* [DATASET RECORDS]:
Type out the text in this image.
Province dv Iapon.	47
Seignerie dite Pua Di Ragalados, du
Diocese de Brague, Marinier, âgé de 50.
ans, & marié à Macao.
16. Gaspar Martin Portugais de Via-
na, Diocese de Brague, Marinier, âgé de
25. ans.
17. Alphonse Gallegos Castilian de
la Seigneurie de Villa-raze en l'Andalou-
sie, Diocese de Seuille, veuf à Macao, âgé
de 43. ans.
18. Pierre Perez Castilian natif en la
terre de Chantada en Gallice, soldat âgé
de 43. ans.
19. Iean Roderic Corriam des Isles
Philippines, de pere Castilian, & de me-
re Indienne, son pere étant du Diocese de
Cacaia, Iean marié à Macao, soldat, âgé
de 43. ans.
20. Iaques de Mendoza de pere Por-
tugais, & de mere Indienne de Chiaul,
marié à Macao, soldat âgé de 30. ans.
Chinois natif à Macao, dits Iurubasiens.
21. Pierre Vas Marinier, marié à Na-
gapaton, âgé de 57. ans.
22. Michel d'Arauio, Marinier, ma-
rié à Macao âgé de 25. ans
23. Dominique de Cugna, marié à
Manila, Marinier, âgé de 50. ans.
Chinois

* [PROBLEM STATEMENT]:
Would you write down every record again, exactly?

* [OUTPUT FOR THIS TASK]:
Type out the text in this image.
Province dv Iapon.	47
Seignerie dite Pua Di Ragalados, du
Diocese de Brague, Marinier, âgé de 50.
ans, & marié à Macao.
16. Gaspar Martin Portugais de Via-
na, Diocese de Brague, Marinier, âgé de
25. ans.
17. Alphonse Gallegos Castilian de
la Seigneurie de Villa-raze en l'Andalou-
sie, Diocese de Seuille, veuf à Macao, âgé
de 43. ans.
18. Pierre Perez Castilian natif en la
terre de Chantada en Gallice, soldat âgé
de 43. ans.
19. Iean Roderic Corriam des Isles
Philippines, de pere Castilian, & de me-
re Indienne, son pere étant du Diocese de
Cacaia, Iean marié à Macao, soldat, âgé
de 43. ans.
20. Iaques de Mendoza de pere Por-
tugais, & de mere Indienne de Chiaul,
marié à Macao, soldat âgé de 30. ans.
Chinois natif à Macao, dits Iurubasiens.
21. Pierre Vas Marinier, marié à Na-
gapaton, âgé de 57. ans.
22. Michel d'Arauio, Marinier, ma-
rié à Macao âgé de 25. ans
23. Dominique de Cugna, marié à
Manila, Marinier, âgé de 50. ans.
Chinois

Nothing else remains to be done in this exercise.